* [WHAT IS NEEDED]:
Retype the data below without altering anything.

* [ROWS]:
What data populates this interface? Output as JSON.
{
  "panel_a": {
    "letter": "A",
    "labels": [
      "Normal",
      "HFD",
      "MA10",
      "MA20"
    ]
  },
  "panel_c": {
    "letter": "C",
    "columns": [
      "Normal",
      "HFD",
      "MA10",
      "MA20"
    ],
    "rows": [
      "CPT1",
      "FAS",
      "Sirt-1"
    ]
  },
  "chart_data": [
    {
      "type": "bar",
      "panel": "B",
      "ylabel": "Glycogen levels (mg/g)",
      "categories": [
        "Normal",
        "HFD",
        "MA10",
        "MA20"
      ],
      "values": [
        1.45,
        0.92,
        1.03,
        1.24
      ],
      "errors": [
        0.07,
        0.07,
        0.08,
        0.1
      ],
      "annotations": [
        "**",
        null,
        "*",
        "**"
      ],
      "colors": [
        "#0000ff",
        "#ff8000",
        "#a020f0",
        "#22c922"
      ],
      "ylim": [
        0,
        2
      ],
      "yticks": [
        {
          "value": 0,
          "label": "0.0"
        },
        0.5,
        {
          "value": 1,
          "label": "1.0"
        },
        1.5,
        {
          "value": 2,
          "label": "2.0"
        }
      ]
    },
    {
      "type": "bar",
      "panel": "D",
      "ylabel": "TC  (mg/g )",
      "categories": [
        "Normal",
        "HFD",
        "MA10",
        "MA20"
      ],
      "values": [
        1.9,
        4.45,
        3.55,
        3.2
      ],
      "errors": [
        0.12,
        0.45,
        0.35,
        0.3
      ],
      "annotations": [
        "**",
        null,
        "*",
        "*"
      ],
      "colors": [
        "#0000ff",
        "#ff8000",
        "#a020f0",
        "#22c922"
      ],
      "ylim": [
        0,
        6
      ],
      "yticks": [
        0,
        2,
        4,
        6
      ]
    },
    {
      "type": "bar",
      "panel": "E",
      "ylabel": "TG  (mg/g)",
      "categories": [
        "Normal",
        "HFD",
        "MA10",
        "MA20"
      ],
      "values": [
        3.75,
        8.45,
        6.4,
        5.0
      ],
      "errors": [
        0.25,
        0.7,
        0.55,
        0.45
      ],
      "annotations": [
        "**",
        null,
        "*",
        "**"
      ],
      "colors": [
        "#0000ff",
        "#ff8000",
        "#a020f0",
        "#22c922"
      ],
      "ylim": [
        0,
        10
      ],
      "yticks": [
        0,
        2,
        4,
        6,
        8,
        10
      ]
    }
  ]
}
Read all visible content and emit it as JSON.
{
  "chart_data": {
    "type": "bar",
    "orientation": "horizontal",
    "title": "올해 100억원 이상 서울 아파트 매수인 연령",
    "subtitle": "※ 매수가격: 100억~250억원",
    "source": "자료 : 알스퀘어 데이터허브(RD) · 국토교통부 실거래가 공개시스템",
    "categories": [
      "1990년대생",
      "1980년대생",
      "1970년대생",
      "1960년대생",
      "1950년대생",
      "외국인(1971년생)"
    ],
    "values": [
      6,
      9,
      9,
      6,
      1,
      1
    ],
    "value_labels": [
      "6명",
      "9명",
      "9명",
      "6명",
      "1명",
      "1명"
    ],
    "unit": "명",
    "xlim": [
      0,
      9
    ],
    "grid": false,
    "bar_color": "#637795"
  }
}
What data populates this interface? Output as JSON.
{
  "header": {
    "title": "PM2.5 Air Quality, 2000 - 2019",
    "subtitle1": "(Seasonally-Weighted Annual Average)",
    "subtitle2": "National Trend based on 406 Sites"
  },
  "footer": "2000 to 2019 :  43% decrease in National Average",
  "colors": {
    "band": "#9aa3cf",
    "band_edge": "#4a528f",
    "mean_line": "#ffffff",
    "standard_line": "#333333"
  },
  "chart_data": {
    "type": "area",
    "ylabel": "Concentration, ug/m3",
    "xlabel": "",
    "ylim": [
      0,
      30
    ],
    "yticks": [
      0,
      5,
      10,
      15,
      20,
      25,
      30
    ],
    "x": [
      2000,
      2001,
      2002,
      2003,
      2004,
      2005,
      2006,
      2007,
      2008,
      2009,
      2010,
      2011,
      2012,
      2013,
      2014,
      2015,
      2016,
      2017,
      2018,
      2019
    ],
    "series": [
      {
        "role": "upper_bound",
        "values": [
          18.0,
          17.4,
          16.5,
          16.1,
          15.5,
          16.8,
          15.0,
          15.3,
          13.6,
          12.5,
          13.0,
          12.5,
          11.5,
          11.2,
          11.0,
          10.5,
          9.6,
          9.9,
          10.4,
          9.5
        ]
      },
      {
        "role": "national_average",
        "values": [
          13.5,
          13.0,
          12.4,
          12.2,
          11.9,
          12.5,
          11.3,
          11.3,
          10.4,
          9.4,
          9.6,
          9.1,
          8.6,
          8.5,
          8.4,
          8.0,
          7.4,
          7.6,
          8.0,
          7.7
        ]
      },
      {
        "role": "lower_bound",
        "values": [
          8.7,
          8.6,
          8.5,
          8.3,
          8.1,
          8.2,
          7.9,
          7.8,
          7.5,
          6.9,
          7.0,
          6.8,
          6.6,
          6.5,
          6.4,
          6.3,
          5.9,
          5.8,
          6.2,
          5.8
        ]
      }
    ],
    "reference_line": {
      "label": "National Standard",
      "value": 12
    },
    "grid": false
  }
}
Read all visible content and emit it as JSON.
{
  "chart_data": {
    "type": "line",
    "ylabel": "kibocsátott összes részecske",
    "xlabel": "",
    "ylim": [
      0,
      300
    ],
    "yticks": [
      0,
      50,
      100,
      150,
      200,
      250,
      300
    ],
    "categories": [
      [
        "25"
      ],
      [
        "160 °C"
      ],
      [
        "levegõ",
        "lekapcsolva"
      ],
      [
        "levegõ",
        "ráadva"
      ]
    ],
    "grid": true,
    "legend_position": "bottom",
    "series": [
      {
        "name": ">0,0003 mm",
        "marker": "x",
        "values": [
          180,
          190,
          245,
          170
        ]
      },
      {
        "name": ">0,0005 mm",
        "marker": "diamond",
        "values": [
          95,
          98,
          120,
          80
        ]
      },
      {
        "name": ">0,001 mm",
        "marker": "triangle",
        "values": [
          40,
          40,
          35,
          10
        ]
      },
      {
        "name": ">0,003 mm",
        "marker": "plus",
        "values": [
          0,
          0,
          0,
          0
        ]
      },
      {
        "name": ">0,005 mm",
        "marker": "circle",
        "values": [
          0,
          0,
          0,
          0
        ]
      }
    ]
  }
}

* [ANSWER TO THIS TASK]:
What data populates this interface? Output as JSON.
{
  "panel_a": {
    "letter": "A",
    "labels": [
      "Normal",
      "HFD",
      "MA10",
      "MA20"
    ]
  },
  "panel_c": {
    "letter": "C",
    "columns": [
      "Normal",
      "HFD",
      "MA10",
      "MA20"
    ],
    "rows": [
      "CPT1",
      "FAS",
      "Sirt-1"
    ]
  },
  "chart_data": [
    {
      "type": "bar",
      "panel": "B",
      "ylabel": "Glycogen levels (mg/g)",
      "categories": [
        "Normal",
        "HFD",
        "MA10",
        "MA20"
      ],
      "values": [
        1.45,
        0.92,
        1.03,
        1.24
      ],
      "errors": [
        0.07,
        0.07,
        0.08,
        0.1
      ],
      "annotations": [
        "**",
        null,
        "*",
        "**"
      ],
      "colors": [
        "#0000ff",
        "#ff8000",
        "#a020f0",
        "#22c922"
      ],
      "ylim": [
        0,
        2
      ],
      "yticks": [
        {
          "value": 0,
          "label": "0.0"
        },
        0.5,
        {
          "value": 1,
          "label": "1.0"
        },
        1.5,
        {
          "value": 2,
          "label": "2.0"
        }
      ]
    },
    {
      "type": "bar",
      "panel": "D",
      "ylabel": "TC  (mg/g )",
      "categories": [
        "Normal",
        "HFD",
        "MA10",
        "MA20"
      ],
      "values": [
        1.9,
        4.45,
        3.55,
        3.2
      ],
      "errors": [
        0.12,
        0.45,
        0.35,
        0.3
      ],
      "annotations": [
        "**",
        null,
        "*",
        "*"
      ],
      "colors": [
        "#0000ff",
        "#ff8000",
        "#a020f0",
        "#22c922"
      ],
      "ylim": [
        0,
        6
      ],
      "yticks": [
        0,
        2,
        4,
        6
      ]
    },
    {
      "type": "bar",
      "panel": "E",
      "ylabel": "TG  (mg/g)",
      "categories": [
        "Normal",
        "HFD",
        "MA10",
        "MA20"
      ],
      "values": [
        3.75,
        8.45,
        6.4,
        5.0
      ],
      "errors": [
        0.25,
        0.7,
        0.55,
        0.45
      ],
      "annotations": [
        "**",
        null,
        "*",
        "**"
      ],
      "colors": [
        "#0000ff",
        "#ff8000",
        "#a020f0",
        "#22c922"
      ],
      "ylim": [
        0,
        10
      ],
      "yticks": [
        0,
        2,
        4,
        6,
        8,
        10
      ]
    }
  ]
}
Read all visible content and emit it as JSON.
{
  "chart_data": {
    "type": "bar",
    "orientation": "horizontal",
    "title": "올해 100억원 이상 서울 아파트 매수인 연령",
    "subtitle": "※ 매수가격: 100억~250억원",
    "source": "자료 : 알스퀘어 데이터허브(RD) · 국토교통부 실거래가 공개시스템",
    "categories": [
      "1990년대생",
      "1980년대생",
      "1970년대생",
      "1960년대생",
      "1950년대생",
      "외국인(1971년생)"
    ],
    "values": [
      6,
      9,
      9,
      6,
      1,
      1
    ],
    "value_labels": [
      "6명",
      "9명",
      "9명",
      "6명",
      "1명",
      "1명"
    ],
    "unit": "명",
    "xlim": [
      0,
      9
    ],
    "grid": false,
    "bar_color": "#637795"
  }
}
What data populates this interface? Output as JSON.
{
  "header": {
    "title": "PM2.5 Air Quality, 2000 - 2019",
    "subtitle1": "(Seasonally-Weighted Annual Average)",
    "subtitle2": "National Trend based on 406 Sites"
  },
  "footer": "2000 to 2019 :  43% decrease in National Average",
  "colors": {
    "band": "#9aa3cf",
    "band_edge": "#4a528f",
    "mean_line": "#ffffff",
    "standard_line": "#333333"
  },
  "chart_data": {
    "type": "area",
    "ylabel": "Concentration, ug/m3",
    "xlabel": "",
    "ylim": [
      0,
      30
    ],
    "yticks": [
      0,
      5,
      10,
      15,
      20,
      25,
      30
    ],
    "x": [
      2000,
      2001,
      2002,
      2003,
      2004,
      2005,
      2006,
      2007,
      2008,
      2009,
      2010,
      2011,
      2012,
      2013,
      2014,
      2015,
      2016,
      2017,
      2018,
      2019
    ],
    "series": [
      {
        "role": "upper_bound",
        "values": [
          18.0,
          17.4,
          16.5,
          16.1,
          15.5,
          16.8,
          15.0,
          15.3,
          13.6,
          12.5,
          13.0,
          12.5,
          11.5,
          11.2,
          11.0,
          10.5,
          9.6,
          9.9,
          10.4,
          9.5
        ]
      },
      {
        "role": "national_average",
        "values": [
          13.5,
          13.0,
          12.4,
          12.2,
          11.9,
          12.5,
          11.3,
          11.3,
          10.4,
          9.4,
          9.6,
          9.1,
          8.6,
          8.5,
          8.4,
          8.0,
          7.4,
          7.6,
          8.0,
          7.7
        ]
      },
      {
        "role": "lower_bound",
        "values": [
          8.7,
          8.6,
          8.5,
          8.3,
          8.1,
          8.2,
          7.9,
          7.8,
          7.5,
          6.9,
          7.0,
          6.8,
          6.6,
          6.5,
          6.4,
          6.3,
          5.9,
          5.8,
          6.2,
          5.8
        ]
      }
    ],
    "reference_line": {
      "label": "National Standard",
      "value": 12
    },
    "grid": false
  }
}
Read all visible content and emit it as JSON.
{
  "chart_data": {
    "type": "line",
    "ylabel": "kibocsátott összes részecske",
    "xlabel": "",
    "ylim": [
      0,
      300
    ],
    "yticks": [
      0,
      50,
      100,
      150,
      200,
      250,
      300
    ],
    "categories": [
      [
        "25"
      ],
      [
        "160 °C"
      ],
      [
        "levegõ",
        "lekapcsolva"
      ],
      [
        "levegõ",
        "ráadva"
      ]
    ],
    "grid": true,
    "legend_position": "bottom",
    "series": [
      {
        "name": ">0,0003 mm",
        "marker": "x",
        "values": [
          180,
          190,
          245,
          170
        ]
      },
      {
        "name": ">0,0005 mm",
        "marker": "diamond",
        "values": [
          95,
          98,
          120,
          80
        ]
      },
      {
        "name": ">0,001 mm",
        "marker": "triangle",
        "values": [
          40,
          40,
          35,
          10
        ]
      },
      {
        "name": ">0,003 mm",
        "marker": "plus",
        "values": [
          0,
          0,
          0,
          0
        ]
      },
      {
        "name": ">0,005 mm",
        "marker": "circle",
        "values": [
          0,
          0,
          0,
          0
        ]
      }
    ]
  }
}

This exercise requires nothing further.